___ INFORMATION PROVIDED ___

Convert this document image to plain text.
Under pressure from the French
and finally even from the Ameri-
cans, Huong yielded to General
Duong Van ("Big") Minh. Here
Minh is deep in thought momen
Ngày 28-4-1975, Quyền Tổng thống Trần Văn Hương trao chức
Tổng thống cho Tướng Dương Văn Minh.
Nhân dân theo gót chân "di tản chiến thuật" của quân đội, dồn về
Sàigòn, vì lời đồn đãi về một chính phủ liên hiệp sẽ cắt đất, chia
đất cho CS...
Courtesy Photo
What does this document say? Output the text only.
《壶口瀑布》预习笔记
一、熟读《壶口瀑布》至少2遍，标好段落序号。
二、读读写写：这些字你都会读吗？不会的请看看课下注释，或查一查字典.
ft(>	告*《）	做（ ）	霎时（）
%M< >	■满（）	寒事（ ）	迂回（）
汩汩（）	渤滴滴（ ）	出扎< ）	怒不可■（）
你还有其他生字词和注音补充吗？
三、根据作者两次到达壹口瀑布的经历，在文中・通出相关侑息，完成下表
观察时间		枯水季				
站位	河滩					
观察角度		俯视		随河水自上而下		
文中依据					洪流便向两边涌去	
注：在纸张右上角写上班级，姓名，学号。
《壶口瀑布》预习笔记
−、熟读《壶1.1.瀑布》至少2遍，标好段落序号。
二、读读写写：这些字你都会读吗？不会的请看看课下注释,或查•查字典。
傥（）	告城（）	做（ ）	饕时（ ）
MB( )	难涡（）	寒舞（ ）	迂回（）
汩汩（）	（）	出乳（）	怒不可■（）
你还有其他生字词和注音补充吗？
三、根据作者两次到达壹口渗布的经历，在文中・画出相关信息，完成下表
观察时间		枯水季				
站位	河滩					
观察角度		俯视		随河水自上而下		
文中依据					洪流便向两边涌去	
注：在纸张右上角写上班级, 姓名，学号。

___

_STATED PROBLEM_
Your task is to reproduce the whole listing exactly.

_TASK ANSWER_
Convert this document image to plain text.
Under pressure from the French
and finally even from the Ameri-
cans, Huong yielded to General
Duong Van ("Big") Minh. Here
Minh is deep in thought momen
Ngày 28-4-1975, Quyền Tổng thống Trần Văn Hương trao chức
Tổng thống cho Tướng Dương Văn Minh.
Nhân dân theo gót chân "di tản chiến thuật" của quân đội, dồn về
Sàigòn, vì lời đồn đãi về một chính phủ liên hiệp sẽ cắt đất, chia
đất cho CS...
Courtesy Photo
What does this document say? Output the text only.
《壶口瀑布》预习笔记
一、熟读《壶口瀑布》至少2遍，标好段落序号。
二、读读写写：这些字你都会读吗？不会的请看看课下注释，或查一查字典.
ft(>	告*《）	做（ ）	霎时（）
%M< >	■满（）	寒事（ ）	迂回（）
汩汩（）	渤滴滴（ ）	出扎< ）	怒不可■（）
你还有其他生字词和注音补充吗？
三、根据作者两次到达壹口瀑布的经历，在文中・通出相关侑息，完成下表
观察时间		枯水季				
站位	河滩					
观察角度		俯视		随河水自上而下		
文中依据					洪流便向两边涌去	
注：在纸张右上角写上班级，姓名，学号。
《壶口瀑布》预习笔记
−、熟读《壶1.1.瀑布》至少2遍，标好段落序号。
二、读读写写：这些字你都会读吗？不会的请看看课下注释,或查•查字典。
傥（）	告城（）	做（ ）	饕时（ ）
MB( )	难涡（）	寒舞（ ）	迂回（）
汩汩（）	（）	出乳（）	怒不可■（）
你还有其他生字词和注音补充吗？
三、根据作者两次到达壹口渗布的经历，在文中・画出相关信息，完成下表
观察时间		枯水季				
站位	河滩					
观察角度		俯视		随河水自上而下		
文中依据					洪流便向两边涌去	
注：在纸张右上角写上班级, 姓名，学号。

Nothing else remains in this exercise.